This left me with no option but to wrestle with the grubby spaghetti of the Enfield's loom. I decided to break myself in gently by separating and installing the coil as a first task. Then I suddenly found my auto electrical mojo and it all started coming together. My library of photographs taken during the disassembly was an absolute boon and I soon had the main loom elements loosely attached to the frame.

By the time I finished for the day I had got most of the loom laid out in it's original position and a good few of it's connectors had been reconnected to their partners. There is still much to be done and I am sure that several sessions with a multi meter will follow in the next few days or weeks.
*The shaft of the machine screw was removed with the aid of mole grips

Friday, 13 February 2015

Here endeth the working week

Friday's big news was that Whiffler was dispatched to the Grooming Salon and returned looking a much leaner beast. 30% may prefer him fluffy but he now looks, most definitely, like a poodle and she is not going to have explain that he is neither a Labradoodle nor a Golden Doodle to people she encounters.

▸ **Things to do**:
[1] Repeat word for word the part of the blog post that opens with the words containing "Friday, 13 February" and closes with "people she encounters.".
[2] Decide whether each statement agrees with the blog post, answering yes or no and quoting the words that settle it: (a) The coil was separated and installed as the first task. (b) By the end of the day, the whole loom had been laid out in its original position. (c) Whiffler came back from the Grooming Salon looking leaner.
The items that follow come from a separate source, not from the blog post.

▸ **Data records**:
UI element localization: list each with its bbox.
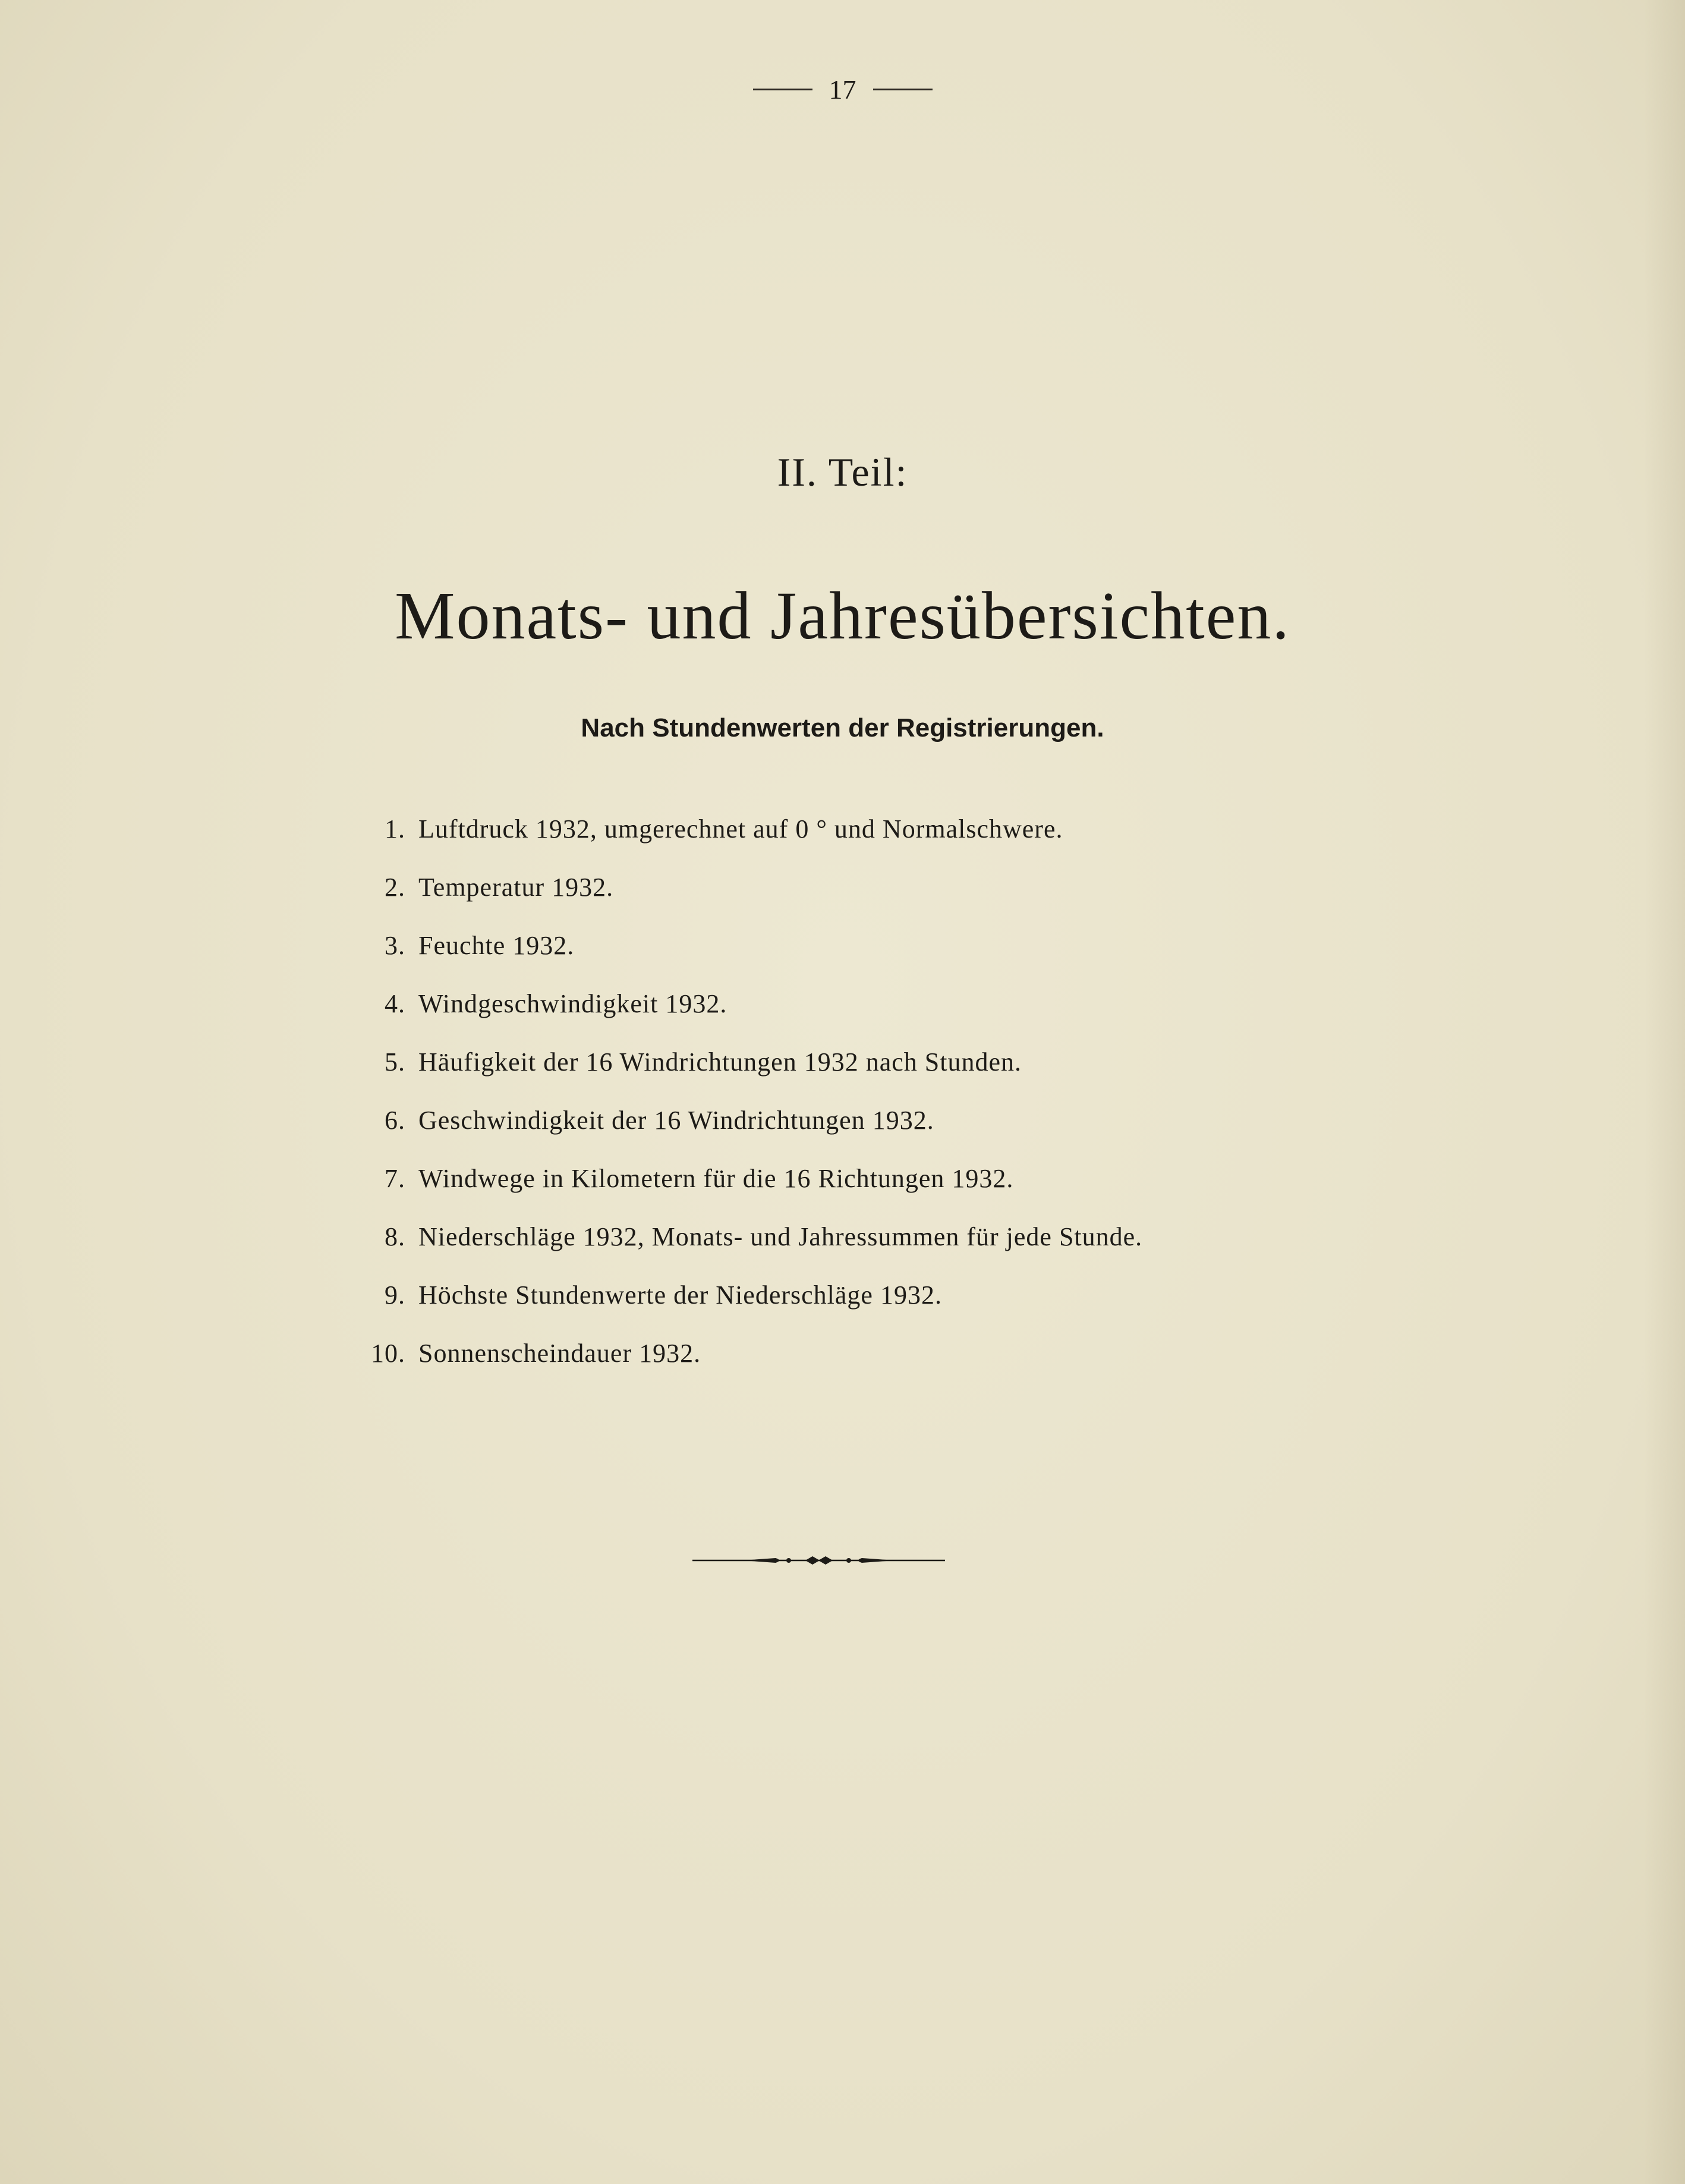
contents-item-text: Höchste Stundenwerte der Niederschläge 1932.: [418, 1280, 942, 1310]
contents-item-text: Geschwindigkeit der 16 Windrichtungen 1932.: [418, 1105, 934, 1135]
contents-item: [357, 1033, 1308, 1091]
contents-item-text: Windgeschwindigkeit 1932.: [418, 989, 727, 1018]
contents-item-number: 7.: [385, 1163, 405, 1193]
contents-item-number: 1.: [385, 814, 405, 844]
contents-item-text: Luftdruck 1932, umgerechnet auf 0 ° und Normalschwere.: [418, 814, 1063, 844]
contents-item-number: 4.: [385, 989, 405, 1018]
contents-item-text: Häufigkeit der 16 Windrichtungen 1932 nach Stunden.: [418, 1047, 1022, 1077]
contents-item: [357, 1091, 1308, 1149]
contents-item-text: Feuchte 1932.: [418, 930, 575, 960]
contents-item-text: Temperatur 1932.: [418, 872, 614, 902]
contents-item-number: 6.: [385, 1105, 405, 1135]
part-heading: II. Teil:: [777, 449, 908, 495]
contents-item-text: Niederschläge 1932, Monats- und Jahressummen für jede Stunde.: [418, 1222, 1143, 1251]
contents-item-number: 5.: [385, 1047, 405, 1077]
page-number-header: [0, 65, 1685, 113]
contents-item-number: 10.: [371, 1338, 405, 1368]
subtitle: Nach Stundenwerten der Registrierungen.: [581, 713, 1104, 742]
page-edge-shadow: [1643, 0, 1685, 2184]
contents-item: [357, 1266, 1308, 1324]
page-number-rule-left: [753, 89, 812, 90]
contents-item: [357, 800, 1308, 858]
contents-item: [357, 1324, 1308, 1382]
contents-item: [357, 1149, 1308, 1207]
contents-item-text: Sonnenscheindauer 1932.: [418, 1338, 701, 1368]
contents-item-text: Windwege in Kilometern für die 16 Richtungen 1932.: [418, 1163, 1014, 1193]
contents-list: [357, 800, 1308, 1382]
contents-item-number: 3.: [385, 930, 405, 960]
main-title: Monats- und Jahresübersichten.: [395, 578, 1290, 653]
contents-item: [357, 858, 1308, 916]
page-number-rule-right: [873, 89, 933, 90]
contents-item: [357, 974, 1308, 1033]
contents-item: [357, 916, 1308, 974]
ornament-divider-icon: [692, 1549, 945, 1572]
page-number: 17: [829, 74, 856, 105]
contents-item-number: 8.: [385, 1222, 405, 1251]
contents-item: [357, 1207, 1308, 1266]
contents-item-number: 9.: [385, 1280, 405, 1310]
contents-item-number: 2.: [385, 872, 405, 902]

▸ **Solved tasks**:
[1]
Friday, 13 February 2015

Here endeth the working week

Friday's big news was that Whiffler was dispatched to the Grooming Salon and returned looking a much leaner beast. 30% may prefer him fluffy but he now looks, most definitely, like a poodle and she is not going to have explain that he is neither a Labradoodle nor a Golden Doodle to people she encounters.

[2]
(a) Yes: "separating and installing the coil as a first task"
(b) No: "I had got most of the loom laid out in it's original position"
(c) Yes: "returned looking a much leaner beast"